(Stored records)
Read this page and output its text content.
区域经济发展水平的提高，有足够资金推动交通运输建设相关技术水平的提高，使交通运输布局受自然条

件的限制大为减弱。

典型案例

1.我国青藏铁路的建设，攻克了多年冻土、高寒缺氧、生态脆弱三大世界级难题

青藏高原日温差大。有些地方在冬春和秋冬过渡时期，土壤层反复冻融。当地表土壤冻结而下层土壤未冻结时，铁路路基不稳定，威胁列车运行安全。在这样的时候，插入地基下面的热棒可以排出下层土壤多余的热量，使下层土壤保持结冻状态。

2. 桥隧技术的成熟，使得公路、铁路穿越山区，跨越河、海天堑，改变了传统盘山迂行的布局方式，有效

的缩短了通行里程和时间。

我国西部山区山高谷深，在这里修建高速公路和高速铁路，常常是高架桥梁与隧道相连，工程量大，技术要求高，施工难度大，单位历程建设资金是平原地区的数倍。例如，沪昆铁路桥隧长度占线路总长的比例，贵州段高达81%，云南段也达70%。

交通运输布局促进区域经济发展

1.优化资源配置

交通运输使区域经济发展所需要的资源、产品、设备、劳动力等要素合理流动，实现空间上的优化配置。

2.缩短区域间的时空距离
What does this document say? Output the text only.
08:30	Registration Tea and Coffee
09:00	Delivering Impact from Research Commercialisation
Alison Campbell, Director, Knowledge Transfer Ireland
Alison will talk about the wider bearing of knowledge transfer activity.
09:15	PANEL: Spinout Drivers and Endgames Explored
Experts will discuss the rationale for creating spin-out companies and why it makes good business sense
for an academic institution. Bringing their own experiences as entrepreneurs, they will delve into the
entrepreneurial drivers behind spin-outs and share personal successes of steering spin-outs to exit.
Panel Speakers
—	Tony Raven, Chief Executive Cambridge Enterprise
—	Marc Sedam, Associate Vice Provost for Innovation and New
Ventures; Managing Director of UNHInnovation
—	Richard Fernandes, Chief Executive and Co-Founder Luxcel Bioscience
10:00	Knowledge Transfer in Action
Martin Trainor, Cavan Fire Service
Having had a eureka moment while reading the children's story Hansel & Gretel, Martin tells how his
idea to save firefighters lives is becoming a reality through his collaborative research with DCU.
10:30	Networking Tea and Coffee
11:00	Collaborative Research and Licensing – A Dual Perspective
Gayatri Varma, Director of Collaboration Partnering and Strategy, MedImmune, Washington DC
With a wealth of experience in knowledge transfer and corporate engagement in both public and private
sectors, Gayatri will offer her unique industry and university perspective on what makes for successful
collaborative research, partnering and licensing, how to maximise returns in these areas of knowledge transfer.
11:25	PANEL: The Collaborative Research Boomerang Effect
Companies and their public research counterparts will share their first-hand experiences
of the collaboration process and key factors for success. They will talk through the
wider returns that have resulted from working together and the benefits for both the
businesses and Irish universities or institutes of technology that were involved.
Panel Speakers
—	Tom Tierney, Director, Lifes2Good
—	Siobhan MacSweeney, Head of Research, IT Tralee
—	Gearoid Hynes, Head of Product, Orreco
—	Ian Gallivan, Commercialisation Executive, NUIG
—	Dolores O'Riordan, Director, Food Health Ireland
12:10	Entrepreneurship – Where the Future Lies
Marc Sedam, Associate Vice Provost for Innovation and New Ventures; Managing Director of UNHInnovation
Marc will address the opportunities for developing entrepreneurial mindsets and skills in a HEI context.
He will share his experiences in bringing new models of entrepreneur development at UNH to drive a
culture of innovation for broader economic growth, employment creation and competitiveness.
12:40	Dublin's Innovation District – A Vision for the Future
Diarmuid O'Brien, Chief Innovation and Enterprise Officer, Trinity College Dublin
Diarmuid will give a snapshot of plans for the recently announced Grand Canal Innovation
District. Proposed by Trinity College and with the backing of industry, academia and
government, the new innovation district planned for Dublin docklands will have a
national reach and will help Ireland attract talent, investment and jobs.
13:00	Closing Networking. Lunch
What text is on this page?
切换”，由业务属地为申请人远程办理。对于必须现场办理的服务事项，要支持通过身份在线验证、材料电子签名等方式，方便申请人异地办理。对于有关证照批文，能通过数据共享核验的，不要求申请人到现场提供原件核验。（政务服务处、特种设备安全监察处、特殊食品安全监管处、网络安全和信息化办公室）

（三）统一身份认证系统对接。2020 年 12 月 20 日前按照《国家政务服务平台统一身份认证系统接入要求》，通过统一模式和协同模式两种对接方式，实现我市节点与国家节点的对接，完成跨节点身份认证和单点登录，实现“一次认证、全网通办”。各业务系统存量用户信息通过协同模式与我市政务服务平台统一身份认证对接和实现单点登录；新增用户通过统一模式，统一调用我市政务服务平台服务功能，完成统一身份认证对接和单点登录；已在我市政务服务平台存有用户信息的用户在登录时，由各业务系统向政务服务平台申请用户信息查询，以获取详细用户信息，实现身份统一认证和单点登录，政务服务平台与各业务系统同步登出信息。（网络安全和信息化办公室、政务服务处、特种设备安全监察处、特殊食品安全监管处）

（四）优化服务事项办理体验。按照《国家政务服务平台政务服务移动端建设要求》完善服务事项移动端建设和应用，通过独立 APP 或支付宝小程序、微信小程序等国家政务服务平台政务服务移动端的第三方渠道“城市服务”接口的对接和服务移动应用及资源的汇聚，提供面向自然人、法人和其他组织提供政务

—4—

◆ Brief: Copy every line above that holds the word "Alison".

◆ Answer for this exercise:
Alison Campbell, Director, Knowledge Transfer Ireland
Alison will talk about the wider bearing of knowledge transfer activity.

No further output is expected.